* GIVEN REQUEST:
Copy out all lines that hold "القاسم".

* DATA IN THIS EXERCISE:
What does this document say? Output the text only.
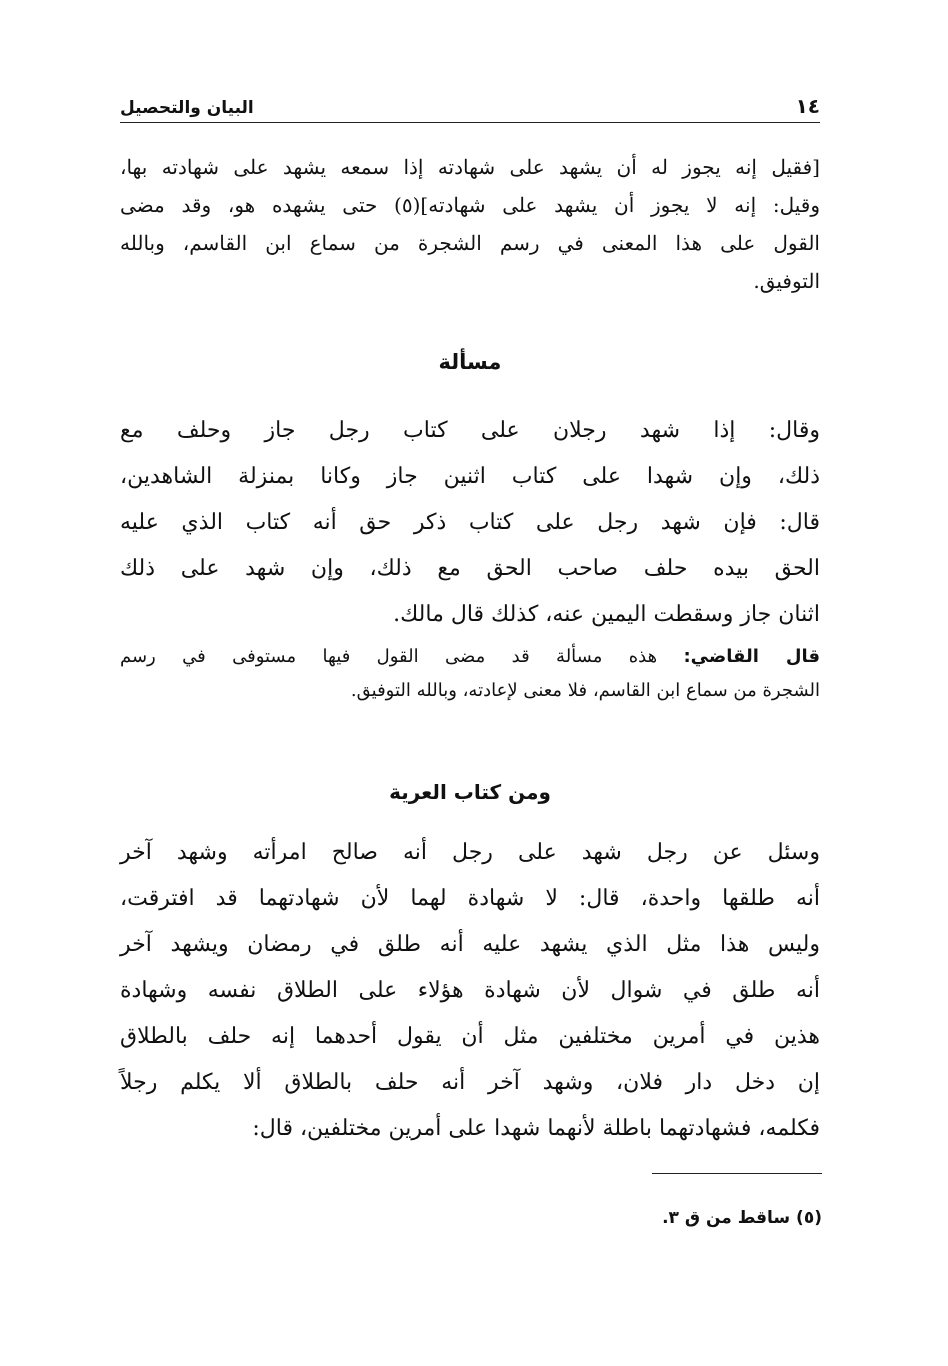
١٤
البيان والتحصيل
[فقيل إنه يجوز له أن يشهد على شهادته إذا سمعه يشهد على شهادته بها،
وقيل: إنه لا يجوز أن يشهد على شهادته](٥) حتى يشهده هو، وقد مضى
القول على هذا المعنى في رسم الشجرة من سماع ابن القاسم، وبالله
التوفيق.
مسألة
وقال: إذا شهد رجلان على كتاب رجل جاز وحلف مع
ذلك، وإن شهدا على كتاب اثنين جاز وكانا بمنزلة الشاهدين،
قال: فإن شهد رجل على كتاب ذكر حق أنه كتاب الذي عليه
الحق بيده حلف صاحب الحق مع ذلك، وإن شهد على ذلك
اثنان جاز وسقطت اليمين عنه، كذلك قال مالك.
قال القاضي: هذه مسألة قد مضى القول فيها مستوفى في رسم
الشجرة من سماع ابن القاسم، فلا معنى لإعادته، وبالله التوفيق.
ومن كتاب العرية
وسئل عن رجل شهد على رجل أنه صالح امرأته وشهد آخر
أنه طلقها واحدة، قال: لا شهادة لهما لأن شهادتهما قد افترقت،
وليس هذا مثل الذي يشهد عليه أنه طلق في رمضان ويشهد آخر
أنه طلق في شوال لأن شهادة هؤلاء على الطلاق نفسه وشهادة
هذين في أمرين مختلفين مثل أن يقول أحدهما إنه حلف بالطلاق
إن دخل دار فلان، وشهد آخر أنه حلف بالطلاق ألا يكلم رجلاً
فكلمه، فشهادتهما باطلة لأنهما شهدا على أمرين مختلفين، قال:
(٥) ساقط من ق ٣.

--

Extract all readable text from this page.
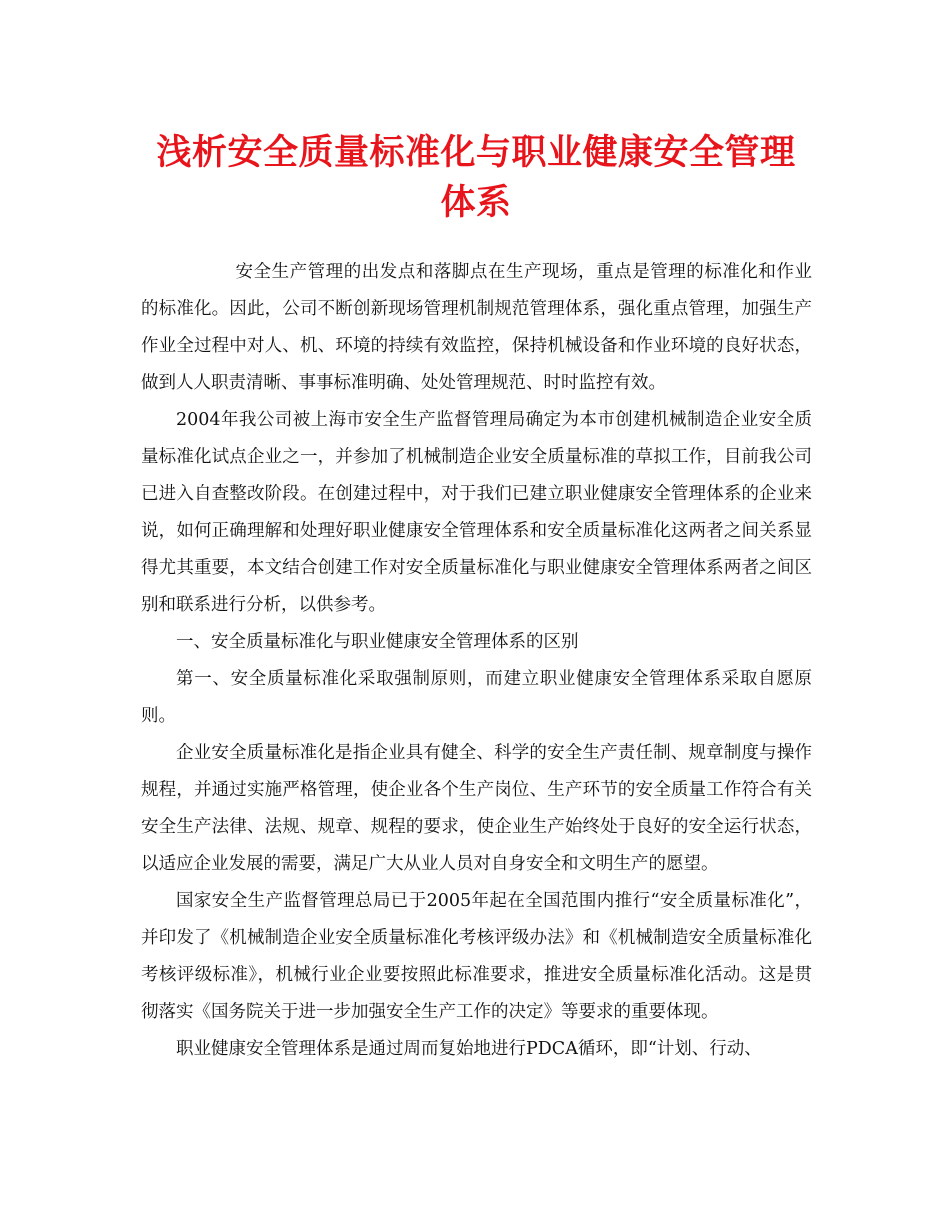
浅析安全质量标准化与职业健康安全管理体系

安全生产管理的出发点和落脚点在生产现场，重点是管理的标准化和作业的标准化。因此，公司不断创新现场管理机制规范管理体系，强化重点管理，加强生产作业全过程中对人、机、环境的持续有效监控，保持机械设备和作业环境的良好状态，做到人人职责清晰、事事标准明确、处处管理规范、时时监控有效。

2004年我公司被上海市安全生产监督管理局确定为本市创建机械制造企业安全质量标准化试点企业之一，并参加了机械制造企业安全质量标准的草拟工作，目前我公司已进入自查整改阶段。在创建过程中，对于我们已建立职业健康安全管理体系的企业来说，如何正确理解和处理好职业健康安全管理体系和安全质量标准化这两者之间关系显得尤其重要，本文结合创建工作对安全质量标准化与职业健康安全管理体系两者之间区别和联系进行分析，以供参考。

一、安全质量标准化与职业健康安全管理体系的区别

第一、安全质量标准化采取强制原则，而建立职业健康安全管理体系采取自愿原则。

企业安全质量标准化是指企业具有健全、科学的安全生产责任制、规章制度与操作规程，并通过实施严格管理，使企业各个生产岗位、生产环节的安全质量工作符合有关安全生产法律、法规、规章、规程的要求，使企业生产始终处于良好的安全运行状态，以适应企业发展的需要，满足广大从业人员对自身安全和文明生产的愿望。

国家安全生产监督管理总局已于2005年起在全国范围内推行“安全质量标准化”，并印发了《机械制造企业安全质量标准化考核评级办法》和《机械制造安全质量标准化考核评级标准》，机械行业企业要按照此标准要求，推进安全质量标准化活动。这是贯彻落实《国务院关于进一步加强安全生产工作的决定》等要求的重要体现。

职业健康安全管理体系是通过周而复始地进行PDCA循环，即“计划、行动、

* TASK ANSWER:
القول على هذا المعنى في رسم الشجرة من سماع ابن القاسم، وبالله
الشجرة من سماع ابن القاسم، فلا معنى لإعادته، وبالله التوفيق.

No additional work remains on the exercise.